- Trecho da página -

+-------+

Intolerância alimentar: saiba como conviver

Comer é um dos grandes prazeres, além de ser uma necessidade fundamental à vida do ser humano. Apesar disso, muita gente sofre com intolerância a certos tipos de alimento.

Estima-se que a doença atinja mais de 40% da população brasileira. Ela está ligada a anticorpos chamados IgG, que causam uma reação imunológica contra determinadas proteínas presentes na comida.

Claudio Schmidt, médico especialista em genética do laboratório DLE, explica que a doença tem difícil diagnóstico, pois seus fatores e sintomas são múltiplos. “Os principais sinais relacionados à intolerância alimentar são dores abdominais recorrentes, flatulência, diarreia e constipação”, diz.

“Pode ser difícil descobrir quais são exatamente os alimentos  responsáveis pela intolerância, uma vez que os sintomas podem surgir após alguns dias da exposição. Além disso, é muito comum confundir com alergia e intoxicação, uma vez que os sintomas são bem parecidos. A intolerância alimentar pode atingir todas as faixas etárias, ambos os sexos e pode estar relacionada a diversos tipos de alimentos”, complementa o especialista.

Diferenças entre alergia alimentar e intolerância alimentar

Frequentemente confundida com a intolerância, a alergia alimentar tem características particulares. “Segundo a literatura médica, as alergias mais frequentes estão relacionadas ao leite de vaca, ao ovo de galinha, ao amendoim e aos crustáceos (camarão). A frequência pode variar de acordo com fatores culturais que influenciam a dieta. Além disso, é extremamente prevalente a alergia a corantes e outros produtos químicos utilizados em produtos industrializados”, alerta Schmidt.

O médico ressalta ainda que a alergia alimentar normalmente está associada a sintomas mais agudos como aparecimento de placas avermelhadas na pele e sintomas respiratórios, podendo, em formas mais graves, levar ao choque anafilático ou edema de glote, que podem chegar a ser fatais.

Tratamento

De uma forma geral, não há uma cura para a intolerância. Contudo, é importante estar atento aos sintomas e detectá-la para que o doente a minimize ou a elimine.

“As intolerâncias alimentares não têm cura, sendo necessário determinar a quantidade do alimento que o paciente tolera. Há casos em que o doente não deve mais consumir o alimento, enquanto em outros basta uma redução do consumo”, salienta o geneticista.

O diagnóstico da doença é fundamental para evitar os sintomas que causam desconforto. O médico enfatiza que os exames devem ser orientados conforme cada caso e podem ser feitos os testes para dosagem dos anticorpos específicos.

+-------+

- Dados armazenados -

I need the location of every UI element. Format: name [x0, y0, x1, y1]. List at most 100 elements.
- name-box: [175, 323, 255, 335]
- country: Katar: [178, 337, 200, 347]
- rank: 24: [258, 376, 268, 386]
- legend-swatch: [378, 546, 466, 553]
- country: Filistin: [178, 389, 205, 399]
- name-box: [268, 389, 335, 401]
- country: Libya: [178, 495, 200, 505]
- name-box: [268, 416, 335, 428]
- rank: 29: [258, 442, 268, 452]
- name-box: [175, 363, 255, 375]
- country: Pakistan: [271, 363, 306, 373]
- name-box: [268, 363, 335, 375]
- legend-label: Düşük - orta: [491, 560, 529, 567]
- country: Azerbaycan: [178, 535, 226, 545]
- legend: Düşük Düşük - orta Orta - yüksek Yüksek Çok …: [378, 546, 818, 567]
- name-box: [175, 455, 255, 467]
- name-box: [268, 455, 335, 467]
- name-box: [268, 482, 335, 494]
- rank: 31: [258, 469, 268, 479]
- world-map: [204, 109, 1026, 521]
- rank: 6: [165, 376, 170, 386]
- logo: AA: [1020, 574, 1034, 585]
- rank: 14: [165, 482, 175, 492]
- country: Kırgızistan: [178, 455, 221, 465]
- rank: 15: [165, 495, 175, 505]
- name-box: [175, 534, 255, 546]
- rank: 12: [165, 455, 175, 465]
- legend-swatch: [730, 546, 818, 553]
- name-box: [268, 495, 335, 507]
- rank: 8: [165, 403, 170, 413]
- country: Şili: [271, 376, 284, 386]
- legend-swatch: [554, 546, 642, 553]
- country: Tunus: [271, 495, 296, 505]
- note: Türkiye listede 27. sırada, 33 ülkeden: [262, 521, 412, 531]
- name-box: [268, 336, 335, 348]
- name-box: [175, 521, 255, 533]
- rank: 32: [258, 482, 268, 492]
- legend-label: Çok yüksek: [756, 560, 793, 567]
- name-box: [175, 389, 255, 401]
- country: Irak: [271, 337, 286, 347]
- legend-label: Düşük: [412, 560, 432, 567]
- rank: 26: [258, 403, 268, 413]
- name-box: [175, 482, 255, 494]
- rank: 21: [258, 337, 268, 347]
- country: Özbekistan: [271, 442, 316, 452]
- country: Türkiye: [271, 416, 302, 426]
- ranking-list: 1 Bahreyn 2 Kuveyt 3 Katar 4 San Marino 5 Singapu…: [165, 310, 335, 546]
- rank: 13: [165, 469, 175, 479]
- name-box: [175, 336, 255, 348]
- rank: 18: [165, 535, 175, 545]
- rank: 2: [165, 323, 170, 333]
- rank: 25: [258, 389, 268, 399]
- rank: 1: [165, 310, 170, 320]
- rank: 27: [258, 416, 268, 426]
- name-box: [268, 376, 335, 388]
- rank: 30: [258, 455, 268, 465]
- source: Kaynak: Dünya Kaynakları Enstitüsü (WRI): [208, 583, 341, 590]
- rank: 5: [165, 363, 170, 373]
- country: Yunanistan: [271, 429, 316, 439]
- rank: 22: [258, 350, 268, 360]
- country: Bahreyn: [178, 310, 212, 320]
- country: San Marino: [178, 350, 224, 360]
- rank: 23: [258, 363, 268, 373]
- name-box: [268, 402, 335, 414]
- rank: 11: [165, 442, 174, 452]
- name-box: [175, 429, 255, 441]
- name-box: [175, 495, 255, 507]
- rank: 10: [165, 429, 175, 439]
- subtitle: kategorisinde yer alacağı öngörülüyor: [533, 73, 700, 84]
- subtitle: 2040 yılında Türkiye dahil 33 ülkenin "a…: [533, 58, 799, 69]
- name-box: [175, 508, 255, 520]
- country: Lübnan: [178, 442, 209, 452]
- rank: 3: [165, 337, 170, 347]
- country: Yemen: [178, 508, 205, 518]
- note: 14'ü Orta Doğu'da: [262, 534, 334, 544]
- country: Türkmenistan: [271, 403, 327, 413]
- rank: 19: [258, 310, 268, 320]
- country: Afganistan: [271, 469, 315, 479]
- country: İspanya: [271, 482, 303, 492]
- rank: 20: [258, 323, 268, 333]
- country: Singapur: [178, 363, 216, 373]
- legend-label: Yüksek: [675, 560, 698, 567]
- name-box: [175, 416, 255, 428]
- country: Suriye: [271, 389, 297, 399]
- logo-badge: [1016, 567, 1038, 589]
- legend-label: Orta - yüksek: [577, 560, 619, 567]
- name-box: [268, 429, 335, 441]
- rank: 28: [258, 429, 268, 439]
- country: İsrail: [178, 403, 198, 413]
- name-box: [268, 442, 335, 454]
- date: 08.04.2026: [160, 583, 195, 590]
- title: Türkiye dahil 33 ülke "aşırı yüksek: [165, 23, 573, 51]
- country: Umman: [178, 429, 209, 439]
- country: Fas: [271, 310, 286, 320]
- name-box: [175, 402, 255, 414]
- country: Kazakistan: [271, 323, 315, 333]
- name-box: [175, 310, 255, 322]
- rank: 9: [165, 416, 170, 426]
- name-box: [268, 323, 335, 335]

+-------+

- Tarefa -
Cite literalmente o trecho do texto sobre intolerância alimentar que se inicia com as palavras "Comer é um dos" e se encerra com "tipos de alimento.". As linhas não têm nenhum papel nesta atividade.

- Resultado do exercício -
Comer é um dos grandes prazeres, além de ser uma necessidade fundamental à vida do ser humano. Apesar disso, muita gente sofre com intolerância a certos tipos de alimento.